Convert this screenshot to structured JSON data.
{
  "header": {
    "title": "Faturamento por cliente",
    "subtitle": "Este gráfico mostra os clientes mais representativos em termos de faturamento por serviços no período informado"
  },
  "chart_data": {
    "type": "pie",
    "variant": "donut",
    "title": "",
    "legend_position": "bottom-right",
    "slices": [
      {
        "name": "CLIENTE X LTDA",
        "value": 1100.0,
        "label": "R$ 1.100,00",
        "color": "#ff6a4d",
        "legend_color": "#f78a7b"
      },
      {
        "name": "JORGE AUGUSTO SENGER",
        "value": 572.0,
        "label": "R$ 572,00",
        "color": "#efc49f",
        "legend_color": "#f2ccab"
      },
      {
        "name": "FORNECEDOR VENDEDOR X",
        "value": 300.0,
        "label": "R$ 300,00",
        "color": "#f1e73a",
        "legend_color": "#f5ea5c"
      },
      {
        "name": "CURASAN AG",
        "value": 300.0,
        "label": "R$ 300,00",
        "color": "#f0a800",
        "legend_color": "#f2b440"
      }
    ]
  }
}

════════════════════

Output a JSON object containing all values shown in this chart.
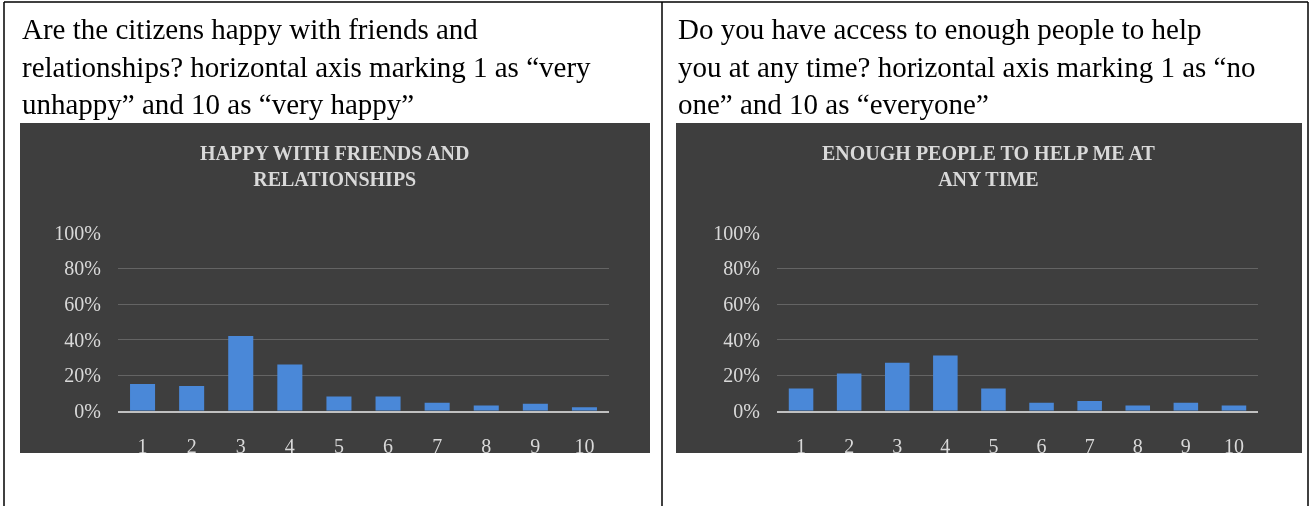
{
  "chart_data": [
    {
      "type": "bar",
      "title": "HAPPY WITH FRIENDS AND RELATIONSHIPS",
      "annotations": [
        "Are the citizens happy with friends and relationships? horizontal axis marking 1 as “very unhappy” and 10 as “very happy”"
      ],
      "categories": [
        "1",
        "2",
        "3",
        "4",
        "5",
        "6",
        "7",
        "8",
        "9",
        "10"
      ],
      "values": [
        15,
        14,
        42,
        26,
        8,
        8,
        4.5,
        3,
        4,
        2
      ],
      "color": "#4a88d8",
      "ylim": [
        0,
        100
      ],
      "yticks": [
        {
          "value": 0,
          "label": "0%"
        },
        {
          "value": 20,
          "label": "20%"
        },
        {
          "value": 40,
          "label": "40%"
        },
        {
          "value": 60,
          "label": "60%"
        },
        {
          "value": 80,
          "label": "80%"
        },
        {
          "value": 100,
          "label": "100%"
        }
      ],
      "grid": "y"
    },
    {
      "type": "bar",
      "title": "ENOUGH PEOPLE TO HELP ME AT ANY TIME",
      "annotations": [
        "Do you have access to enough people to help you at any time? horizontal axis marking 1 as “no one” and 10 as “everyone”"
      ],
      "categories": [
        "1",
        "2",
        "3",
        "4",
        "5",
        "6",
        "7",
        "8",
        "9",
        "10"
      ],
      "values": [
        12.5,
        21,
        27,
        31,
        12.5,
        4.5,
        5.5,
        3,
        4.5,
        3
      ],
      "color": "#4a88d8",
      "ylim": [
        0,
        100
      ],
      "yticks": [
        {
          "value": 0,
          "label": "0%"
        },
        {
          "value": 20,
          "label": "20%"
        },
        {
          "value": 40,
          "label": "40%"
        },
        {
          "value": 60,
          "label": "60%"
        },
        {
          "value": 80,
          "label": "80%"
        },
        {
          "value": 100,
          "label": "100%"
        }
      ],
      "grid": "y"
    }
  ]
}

════════════════════

Show each line in the entries that holds the string "horizontal".

        "Are the citizens happy with friends and relationships? horizontal axis marking 1 as “very unhappy” and 10 as “very happy”"
        "Do you have access to enough people to help you at any time? horizontal axis marking 1 as “no one” and 10 as “everyone”"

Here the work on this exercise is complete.